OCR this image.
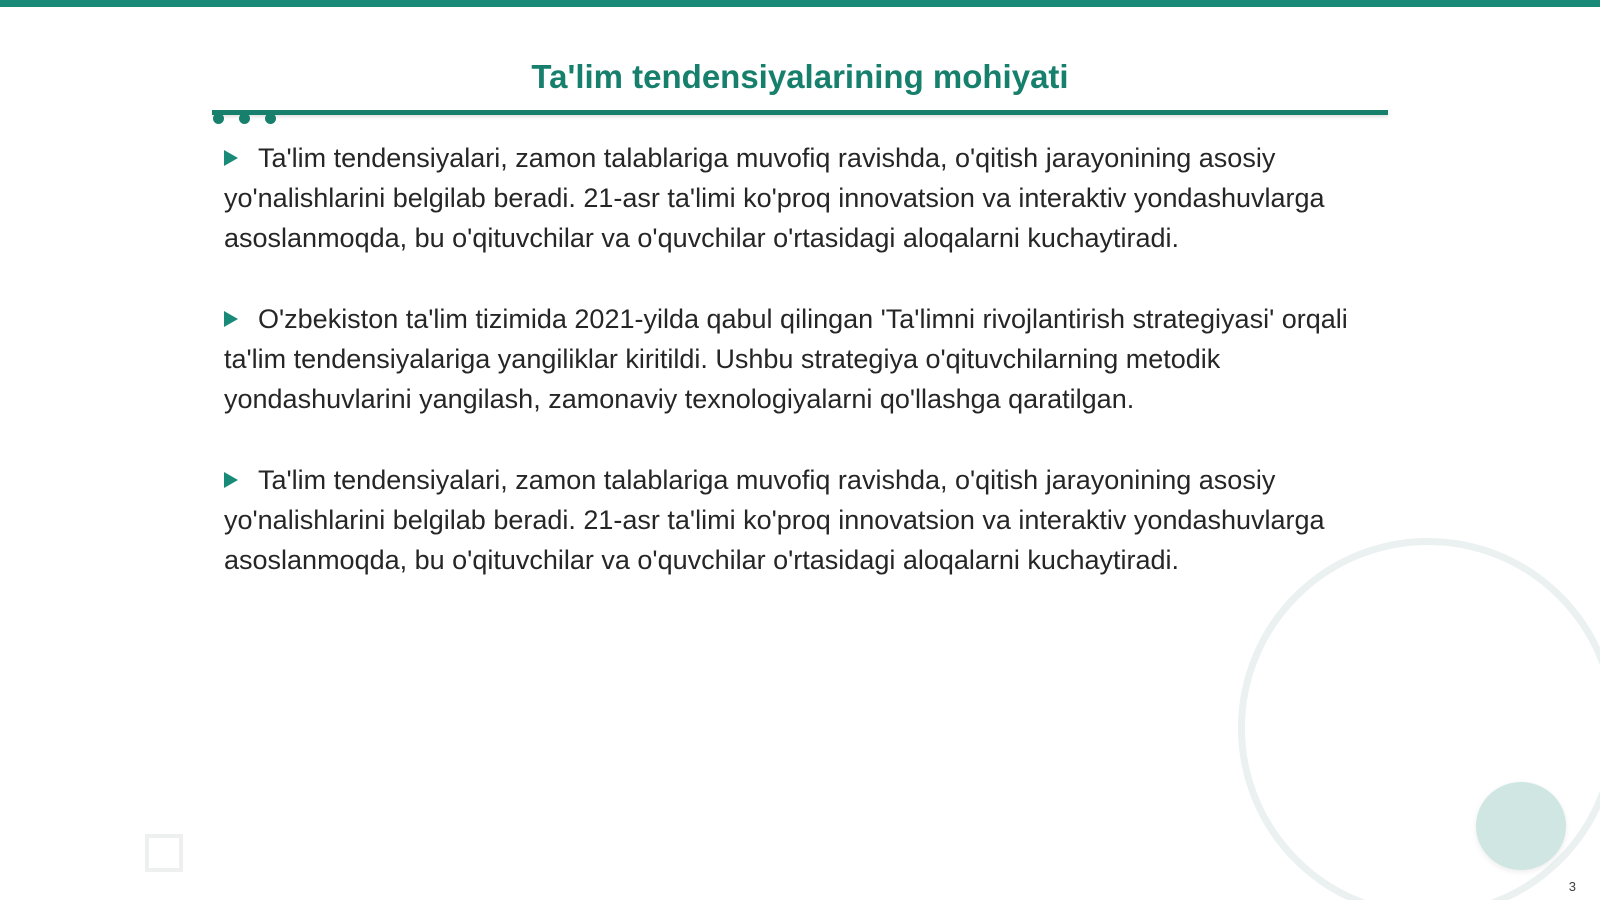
Ta'lim tendensiyalarining mohiyati

Ta'lim tendensiyalari, zamon talablariga muvofiq ravishda, o'qitish jarayonining asosiy yo'nalishlarini belgilab beradi. 21-asr ta'limi ko'proq innovatsion va interaktiv yondashuvlarga asoslanmoqda, bu o'qituvchilar va o'quvchilar o'rtasidagi aloqalarni kuchaytiradi.

O'zbekiston ta'lim tizimida 2021-yilda qabul qilingan 'Ta'limni rivojlantirish strategiyasi' orqali ta'lim tendensiyalariga yangiliklar kiritildi. Ushbu strategiya o'qituvchilarning metodik yondashuvlarini yangilash, zamonaviy texnologiyalarni qo'llashga qaratilgan.

Ta'lim tendensiyalari, zamon talablariga muvofiq ravishda, o'qitish jarayonining asosiy yo'nalishlarini belgilab beradi. 21-asr ta'limi ko'proq innovatsion va interaktiv yondashuvlarga asoslanmoqda, bu o'qituvchilar va o'quvchilar o'rtasidagi aloqalarni kuchaytiradi.

3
══════
- **What you have to do**
Your task is to repeat the material above exactly, without its pictures.

- **Written solution**
OCR this image.
Ta'lim tendensiyalarining mohiyati

Ta'lim tendensiyalari, zamon talablariga muvofiq ravishda, o'qitish jarayonining asosiy yo'nalishlarini belgilab beradi. 21-asr ta'limi ko'proq innovatsion va interaktiv yondashuvlarga asoslanmoqda, bu o'qituvchilar va o'quvchilar o'rtasidagi aloqalarni kuchaytiradi.

O'zbekiston ta'lim tizimida 2021-yilda qabul qilingan 'Ta'limni rivojlantirish strategiyasi' orqali ta'lim tendensiyalariga yangiliklar kiritildi. Ushbu strategiya o'qituvchilarning metodik yondashuvlarini yangilash, zamonaviy texnologiyalarni qo'llashga qaratilgan.

Ta'lim tendensiyalari, zamon talablariga muvofiq ravishda, o'qitish jarayonining asosiy yo'nalishlarini belgilab beradi. 21-asr ta'limi ko'proq innovatsion va interaktiv yondashuvlarga asoslanmoqda, bu o'qituvchilar va o'quvchilar o'rtasidagi aloqalarni kuchaytiradi.

3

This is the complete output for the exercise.